■ Short exercise
Identify each line in the records below that contains the word "title", and copy it.

(Dataset rows about figures)
>> START

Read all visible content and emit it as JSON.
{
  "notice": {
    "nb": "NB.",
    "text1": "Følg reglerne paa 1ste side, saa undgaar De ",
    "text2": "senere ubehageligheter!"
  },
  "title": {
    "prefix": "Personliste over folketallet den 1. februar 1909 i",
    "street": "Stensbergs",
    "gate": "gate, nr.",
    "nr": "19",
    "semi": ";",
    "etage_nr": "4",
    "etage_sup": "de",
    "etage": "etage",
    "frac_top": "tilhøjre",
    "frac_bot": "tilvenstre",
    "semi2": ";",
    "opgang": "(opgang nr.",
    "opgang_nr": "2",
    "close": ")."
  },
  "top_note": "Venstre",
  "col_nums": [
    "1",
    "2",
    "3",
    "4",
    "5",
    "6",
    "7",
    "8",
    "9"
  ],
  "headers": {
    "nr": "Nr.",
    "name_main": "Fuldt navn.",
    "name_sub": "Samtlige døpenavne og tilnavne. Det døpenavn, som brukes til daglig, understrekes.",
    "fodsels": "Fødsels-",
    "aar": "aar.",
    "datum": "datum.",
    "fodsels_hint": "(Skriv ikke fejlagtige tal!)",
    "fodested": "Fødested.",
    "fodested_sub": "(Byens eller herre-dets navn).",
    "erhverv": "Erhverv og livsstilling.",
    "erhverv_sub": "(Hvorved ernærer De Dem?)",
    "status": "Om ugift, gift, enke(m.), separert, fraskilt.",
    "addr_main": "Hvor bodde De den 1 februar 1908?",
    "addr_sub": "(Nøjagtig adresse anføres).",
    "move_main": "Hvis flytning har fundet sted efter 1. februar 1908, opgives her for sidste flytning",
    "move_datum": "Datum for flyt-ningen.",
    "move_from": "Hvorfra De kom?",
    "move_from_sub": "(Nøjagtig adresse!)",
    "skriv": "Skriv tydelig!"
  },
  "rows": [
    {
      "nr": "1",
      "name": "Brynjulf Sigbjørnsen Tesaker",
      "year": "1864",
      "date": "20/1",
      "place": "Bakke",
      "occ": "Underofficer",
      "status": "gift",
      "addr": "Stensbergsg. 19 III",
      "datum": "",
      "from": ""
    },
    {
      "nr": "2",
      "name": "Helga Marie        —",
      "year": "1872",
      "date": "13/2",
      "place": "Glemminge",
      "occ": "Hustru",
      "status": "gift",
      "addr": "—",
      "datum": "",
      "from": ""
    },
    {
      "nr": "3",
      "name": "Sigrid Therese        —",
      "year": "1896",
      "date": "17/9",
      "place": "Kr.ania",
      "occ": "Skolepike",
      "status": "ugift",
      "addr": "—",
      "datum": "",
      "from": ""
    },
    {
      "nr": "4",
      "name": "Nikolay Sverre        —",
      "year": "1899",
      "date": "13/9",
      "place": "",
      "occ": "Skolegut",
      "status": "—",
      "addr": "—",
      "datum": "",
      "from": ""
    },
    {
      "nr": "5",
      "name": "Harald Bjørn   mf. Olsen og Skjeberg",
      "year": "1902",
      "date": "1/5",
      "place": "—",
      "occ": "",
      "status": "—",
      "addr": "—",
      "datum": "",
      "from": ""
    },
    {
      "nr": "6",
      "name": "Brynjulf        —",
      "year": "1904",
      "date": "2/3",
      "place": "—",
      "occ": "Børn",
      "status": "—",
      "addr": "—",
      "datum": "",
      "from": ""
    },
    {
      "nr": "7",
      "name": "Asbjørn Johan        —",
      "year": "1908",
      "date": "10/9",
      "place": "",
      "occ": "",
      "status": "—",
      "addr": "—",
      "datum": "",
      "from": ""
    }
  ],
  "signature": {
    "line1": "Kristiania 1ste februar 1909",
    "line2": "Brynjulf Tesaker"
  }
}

>> END
>> START

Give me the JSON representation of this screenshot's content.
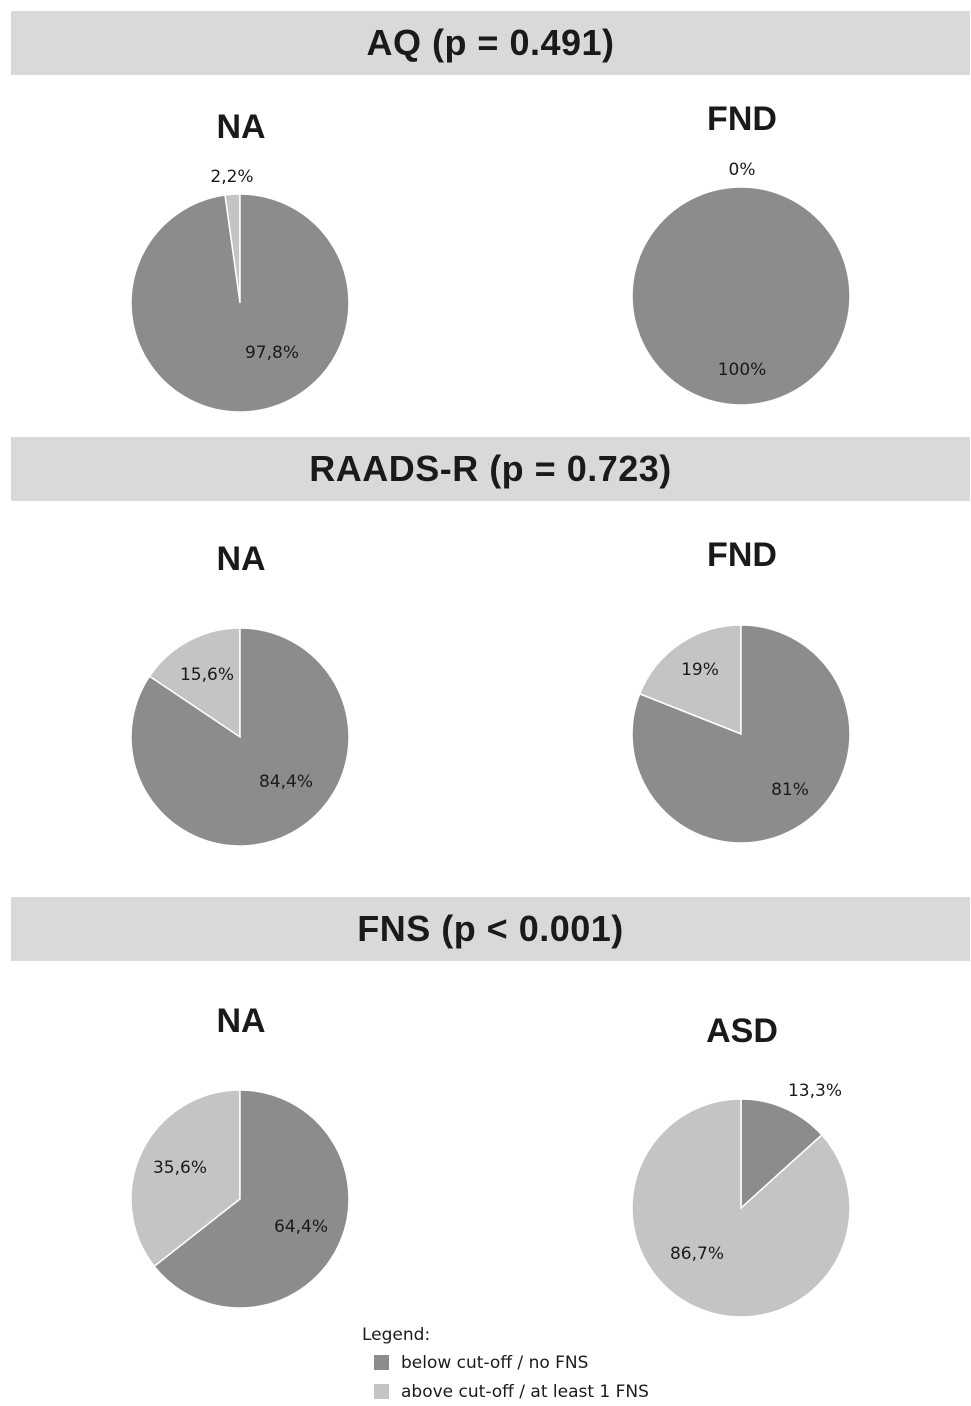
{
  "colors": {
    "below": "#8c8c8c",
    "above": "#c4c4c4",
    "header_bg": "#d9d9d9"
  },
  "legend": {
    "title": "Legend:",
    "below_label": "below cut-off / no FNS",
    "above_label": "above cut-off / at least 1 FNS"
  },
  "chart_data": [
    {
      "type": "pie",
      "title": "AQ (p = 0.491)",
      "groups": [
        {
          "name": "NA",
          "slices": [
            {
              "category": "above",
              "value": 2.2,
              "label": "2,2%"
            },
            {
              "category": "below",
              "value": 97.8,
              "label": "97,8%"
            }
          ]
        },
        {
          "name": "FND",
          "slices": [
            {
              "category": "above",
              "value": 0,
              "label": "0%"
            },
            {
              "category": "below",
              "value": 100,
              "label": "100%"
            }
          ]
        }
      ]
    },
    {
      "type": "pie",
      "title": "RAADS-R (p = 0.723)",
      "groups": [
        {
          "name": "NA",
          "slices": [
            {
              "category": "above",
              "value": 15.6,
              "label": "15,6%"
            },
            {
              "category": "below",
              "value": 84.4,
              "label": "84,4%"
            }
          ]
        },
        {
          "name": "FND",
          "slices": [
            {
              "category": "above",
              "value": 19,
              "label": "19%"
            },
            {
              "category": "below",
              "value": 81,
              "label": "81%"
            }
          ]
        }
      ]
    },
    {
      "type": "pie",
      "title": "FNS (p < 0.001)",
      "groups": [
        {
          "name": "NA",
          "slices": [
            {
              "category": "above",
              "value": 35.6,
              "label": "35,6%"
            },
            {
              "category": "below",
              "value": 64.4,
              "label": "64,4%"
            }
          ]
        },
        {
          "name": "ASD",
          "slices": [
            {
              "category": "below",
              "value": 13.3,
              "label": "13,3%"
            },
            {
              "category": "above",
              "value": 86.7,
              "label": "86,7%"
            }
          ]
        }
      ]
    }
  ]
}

>> END

■ Full answer
  "title": {
    "title": "Legend:",
      "title": "AQ (p = 0.491)",
      "title": "RAADS-R (p = 0.723)",
      "title": "FNS (p < 0.001)",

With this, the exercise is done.